Written instruction:
Reproduce the listing below without changes, except that pictures are left out.
-- Start of Materials provided --
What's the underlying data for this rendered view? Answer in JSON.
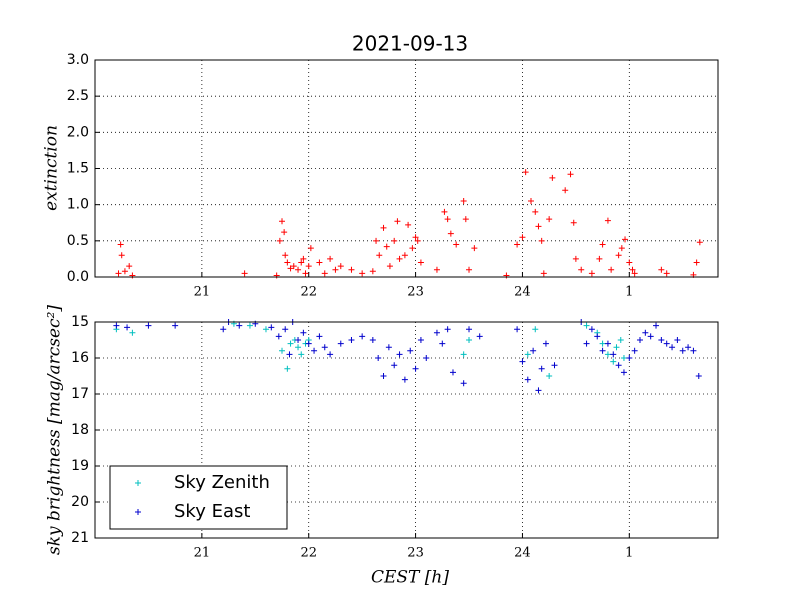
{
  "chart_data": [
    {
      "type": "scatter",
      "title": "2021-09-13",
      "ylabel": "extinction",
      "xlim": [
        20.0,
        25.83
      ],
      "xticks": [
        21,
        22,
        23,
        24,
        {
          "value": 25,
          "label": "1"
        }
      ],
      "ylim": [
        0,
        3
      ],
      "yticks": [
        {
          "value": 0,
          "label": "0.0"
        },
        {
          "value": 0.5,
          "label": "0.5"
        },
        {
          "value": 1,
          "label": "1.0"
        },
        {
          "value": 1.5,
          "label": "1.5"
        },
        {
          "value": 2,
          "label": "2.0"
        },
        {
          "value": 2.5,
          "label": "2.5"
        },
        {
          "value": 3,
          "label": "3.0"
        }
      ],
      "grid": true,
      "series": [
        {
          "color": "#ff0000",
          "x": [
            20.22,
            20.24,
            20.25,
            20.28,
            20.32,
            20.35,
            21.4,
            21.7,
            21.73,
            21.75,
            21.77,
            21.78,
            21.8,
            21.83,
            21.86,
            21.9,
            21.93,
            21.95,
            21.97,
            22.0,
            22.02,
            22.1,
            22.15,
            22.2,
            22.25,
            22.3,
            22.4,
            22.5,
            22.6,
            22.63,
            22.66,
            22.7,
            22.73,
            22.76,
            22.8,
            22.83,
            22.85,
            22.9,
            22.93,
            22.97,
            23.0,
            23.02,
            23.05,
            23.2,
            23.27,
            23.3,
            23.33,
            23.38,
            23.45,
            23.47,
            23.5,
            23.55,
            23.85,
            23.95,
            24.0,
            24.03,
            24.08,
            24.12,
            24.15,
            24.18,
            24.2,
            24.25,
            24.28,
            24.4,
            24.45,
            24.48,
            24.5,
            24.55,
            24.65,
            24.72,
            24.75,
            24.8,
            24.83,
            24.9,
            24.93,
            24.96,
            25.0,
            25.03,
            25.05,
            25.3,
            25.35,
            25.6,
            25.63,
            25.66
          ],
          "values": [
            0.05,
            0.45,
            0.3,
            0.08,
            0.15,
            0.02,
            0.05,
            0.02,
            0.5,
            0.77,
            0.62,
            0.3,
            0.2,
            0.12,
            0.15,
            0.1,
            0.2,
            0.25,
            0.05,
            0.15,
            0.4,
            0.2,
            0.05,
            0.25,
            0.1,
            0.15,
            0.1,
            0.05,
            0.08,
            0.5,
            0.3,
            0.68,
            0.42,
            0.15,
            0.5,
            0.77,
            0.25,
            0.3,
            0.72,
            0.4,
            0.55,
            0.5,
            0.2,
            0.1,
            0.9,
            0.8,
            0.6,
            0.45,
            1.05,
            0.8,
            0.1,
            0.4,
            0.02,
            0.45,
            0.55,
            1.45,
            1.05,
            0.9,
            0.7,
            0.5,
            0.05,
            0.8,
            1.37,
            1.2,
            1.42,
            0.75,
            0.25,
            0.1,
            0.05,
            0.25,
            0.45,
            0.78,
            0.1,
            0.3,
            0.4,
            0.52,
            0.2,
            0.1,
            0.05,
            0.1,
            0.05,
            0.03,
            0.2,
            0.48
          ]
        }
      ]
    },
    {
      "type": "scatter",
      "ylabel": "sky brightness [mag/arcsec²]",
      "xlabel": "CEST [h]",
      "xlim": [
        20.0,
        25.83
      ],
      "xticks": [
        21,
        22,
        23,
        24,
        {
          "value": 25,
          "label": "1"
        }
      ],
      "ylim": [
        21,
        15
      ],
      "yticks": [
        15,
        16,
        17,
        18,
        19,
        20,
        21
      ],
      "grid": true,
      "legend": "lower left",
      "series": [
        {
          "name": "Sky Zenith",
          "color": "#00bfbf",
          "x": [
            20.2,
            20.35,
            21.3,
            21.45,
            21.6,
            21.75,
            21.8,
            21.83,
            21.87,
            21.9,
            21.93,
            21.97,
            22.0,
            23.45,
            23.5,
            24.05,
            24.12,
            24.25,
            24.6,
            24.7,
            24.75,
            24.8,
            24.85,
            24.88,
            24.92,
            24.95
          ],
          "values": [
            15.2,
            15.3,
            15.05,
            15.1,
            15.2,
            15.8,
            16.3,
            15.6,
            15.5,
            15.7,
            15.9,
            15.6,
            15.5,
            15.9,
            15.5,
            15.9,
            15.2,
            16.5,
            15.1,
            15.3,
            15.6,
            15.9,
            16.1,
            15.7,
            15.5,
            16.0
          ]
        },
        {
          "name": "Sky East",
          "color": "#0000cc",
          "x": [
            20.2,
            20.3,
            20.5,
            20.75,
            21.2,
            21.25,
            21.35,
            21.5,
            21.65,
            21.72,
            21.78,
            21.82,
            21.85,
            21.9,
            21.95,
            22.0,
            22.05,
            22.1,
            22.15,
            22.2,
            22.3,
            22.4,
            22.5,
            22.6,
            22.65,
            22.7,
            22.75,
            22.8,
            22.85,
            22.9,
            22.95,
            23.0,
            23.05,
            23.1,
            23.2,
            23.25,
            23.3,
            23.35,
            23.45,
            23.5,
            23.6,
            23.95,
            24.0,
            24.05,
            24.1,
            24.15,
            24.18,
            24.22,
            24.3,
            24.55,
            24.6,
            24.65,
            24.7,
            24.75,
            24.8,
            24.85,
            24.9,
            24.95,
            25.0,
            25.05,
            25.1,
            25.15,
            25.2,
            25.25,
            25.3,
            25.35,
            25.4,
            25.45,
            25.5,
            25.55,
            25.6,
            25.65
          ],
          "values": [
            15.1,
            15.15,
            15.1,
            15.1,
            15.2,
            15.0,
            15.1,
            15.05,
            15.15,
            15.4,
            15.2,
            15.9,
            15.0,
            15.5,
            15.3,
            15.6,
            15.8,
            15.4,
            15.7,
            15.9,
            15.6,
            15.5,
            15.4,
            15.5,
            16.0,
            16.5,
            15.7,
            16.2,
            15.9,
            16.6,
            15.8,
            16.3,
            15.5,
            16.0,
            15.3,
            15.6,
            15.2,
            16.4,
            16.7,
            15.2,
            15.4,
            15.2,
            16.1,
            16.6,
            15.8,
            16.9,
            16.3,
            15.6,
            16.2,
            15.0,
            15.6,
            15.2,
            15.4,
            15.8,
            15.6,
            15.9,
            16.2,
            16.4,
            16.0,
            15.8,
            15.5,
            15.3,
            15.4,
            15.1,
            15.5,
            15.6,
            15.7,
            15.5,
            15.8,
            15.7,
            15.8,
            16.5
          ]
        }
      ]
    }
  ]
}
-- End of Materials provided --
Worked answer:
What's the underlying data for this rendered view? Answer in JSON.
{
  "chart_data": [
    {
      "type": "scatter",
      "title": "2021-09-13",
      "ylabel": "extinction",
      "xlim": [
        20.0,
        25.83
      ],
      "xticks": [
        21,
        22,
        23,
        24,
        {
          "value": 25,
          "label": "1"
        }
      ],
      "ylim": [
        0,
        3
      ],
      "yticks": [
        {
          "value": 0,
          "label": "0.0"
        },
        {
          "value": 0.5,
          "label": "0.5"
        },
        {
          "value": 1,
          "label": "1.0"
        },
        {
          "value": 1.5,
          "label": "1.5"
        },
        {
          "value": 2,
          "label": "2.0"
        },
        {
          "value": 2.5,
          "label": "2.5"
        },
        {
          "value": 3,
          "label": "3.0"
        }
      ],
      "grid": true,
      "series": [
        {
          "color": "#ff0000",
          "x": [
            20.22,
            20.24,
            20.25,
            20.28,
            20.32,
            20.35,
            21.4,
            21.7,
            21.73,
            21.75,
            21.77,
            21.78,
            21.8,
            21.83,
            21.86,
            21.9,
            21.93,
            21.95,
            21.97,
            22.0,
            22.02,
            22.1,
            22.15,
            22.2,
            22.25,
            22.3,
            22.4,
            22.5,
            22.6,
            22.63,
            22.66,
            22.7,
            22.73,
            22.76,
            22.8,
            22.83,
            22.85,
            22.9,
            22.93,
            22.97,
            23.0,
            23.02,
            23.05,
            23.2,
            23.27,
            23.3,
            23.33,
            23.38,
            23.45,
            23.47,
            23.5,
            23.55,
            23.85,
            23.95,
            24.0,
            24.03,
            24.08,
            24.12,
            24.15,
            24.18,
            24.2,
            24.25,
            24.28,
            24.4,
            24.45,
            24.48,
            24.5,
            24.55,
            24.65,
            24.72,
            24.75,
            24.8,
            24.83,
            24.9,
            24.93,
            24.96,
            25.0,
            25.03,
            25.05,
            25.3,
            25.35,
            25.6,
            25.63,
            25.66
          ],
          "values": [
            0.05,
            0.45,
            0.3,
            0.08,
            0.15,
            0.02,
            0.05,
            0.02,
            0.5,
            0.77,
            0.62,
            0.3,
            0.2,
            0.12,
            0.15,
            0.1,
            0.2,
            0.25,
            0.05,
            0.15,
            0.4,
            0.2,
            0.05,
            0.25,
            0.1,
            0.15,
            0.1,
            0.05,
            0.08,
            0.5,
            0.3,
            0.68,
            0.42,
            0.15,
            0.5,
            0.77,
            0.25,
            0.3,
            0.72,
            0.4,
            0.55,
            0.5,
            0.2,
            0.1,
            0.9,
            0.8,
            0.6,
            0.45,
            1.05,
            0.8,
            0.1,
            0.4,
            0.02,
            0.45,
            0.55,
            1.45,
            1.05,
            0.9,
            0.7,
            0.5,
            0.05,
            0.8,
            1.37,
            1.2,
            1.42,
            0.75,
            0.25,
            0.1,
            0.05,
            0.25,
            0.45,
            0.78,
            0.1,
            0.3,
            0.4,
            0.52,
            0.2,
            0.1,
            0.05,
            0.1,
            0.05,
            0.03,
            0.2,
            0.48
          ]
        }
      ]
    },
    {
      "type": "scatter",
      "ylabel": "sky brightness [mag/arcsec²]",
      "xlabel": "CEST [h]",
      "xlim": [
        20.0,
        25.83
      ],
      "xticks": [
        21,
        22,
        23,
        24,
        {
          "value": 25,
          "label": "1"
        }
      ],
      "ylim": [
        21,
        15
      ],
      "yticks": [
        15,
        16,
        17,
        18,
        19,
        20,
        21
      ],
      "grid": true,
      "legend": "lower left",
      "series": [
        {
          "name": "Sky Zenith",
          "color": "#00bfbf",
          "x": [
            20.2,
            20.35,
            21.3,
            21.45,
            21.6,
            21.75,
            21.8,
            21.83,
            21.87,
            21.9,
            21.93,
            21.97,
            22.0,
            23.45,
            23.5,
            24.05,
            24.12,
            24.25,
            24.6,
            24.7,
            24.75,
            24.8,
            24.85,
            24.88,
            24.92,
            24.95
          ],
          "values": [
            15.2,
            15.3,
            15.05,
            15.1,
            15.2,
            15.8,
            16.3,
            15.6,
            15.5,
            15.7,
            15.9,
            15.6,
            15.5,
            15.9,
            15.5,
            15.9,
            15.2,
            16.5,
            15.1,
            15.3,
            15.6,
            15.9,
            16.1,
            15.7,
            15.5,
            16.0
          ]
        },
        {
          "name": "Sky East",
          "color": "#0000cc",
          "x": [
            20.2,
            20.3,
            20.5,
            20.75,
            21.2,
            21.25,
            21.35,
            21.5,
            21.65,
            21.72,
            21.78,
            21.82,
            21.85,
            21.9,
            21.95,
            22.0,
            22.05,
            22.1,
            22.15,
            22.2,
            22.3,
            22.4,
            22.5,
            22.6,
            22.65,
            22.7,
            22.75,
            22.8,
            22.85,
            22.9,
            22.95,
            23.0,
            23.05,
            23.1,
            23.2,
            23.25,
            23.3,
            23.35,
            23.45,
            23.5,
            23.6,
            23.95,
            24.0,
            24.05,
            24.1,
            24.15,
            24.18,
            24.22,
            24.3,
            24.55,
            24.6,
            24.65,
            24.7,
            24.75,
            24.8,
            24.85,
            24.9,
            24.95,
            25.0,
            25.05,
            25.1,
            25.15,
            25.2,
            25.25,
            25.3,
            25.35,
            25.4,
            25.45,
            25.5,
            25.55,
            25.6,
            25.65
          ],
          "values": [
            15.1,
            15.15,
            15.1,
            15.1,
            15.2,
            15.0,
            15.1,
            15.05,
            15.15,
            15.4,
            15.2,
            15.9,
            15.0,
            15.5,
            15.3,
            15.6,
            15.8,
            15.4,
            15.7,
            15.9,
            15.6,
            15.5,
            15.4,
            15.5,
            16.0,
            16.5,
            15.7,
            16.2,
            15.9,
            16.6,
            15.8,
            16.3,
            15.5,
            16.0,
            15.3,
            15.6,
            15.2,
            16.4,
            16.7,
            15.2,
            15.4,
            15.2,
            16.1,
            16.6,
            15.8,
            16.9,
            16.3,
            15.6,
            16.2,
            15.0,
            15.6,
            15.2,
            15.4,
            15.8,
            15.6,
            15.9,
            16.2,
            16.4,
            16.0,
            15.8,
            15.5,
            15.3,
            15.4,
            15.1,
            15.5,
            15.6,
            15.7,
            15.5,
            15.8,
            15.7,
            15.8,
            16.5
          ]
        }
      ]
    }
  ]
}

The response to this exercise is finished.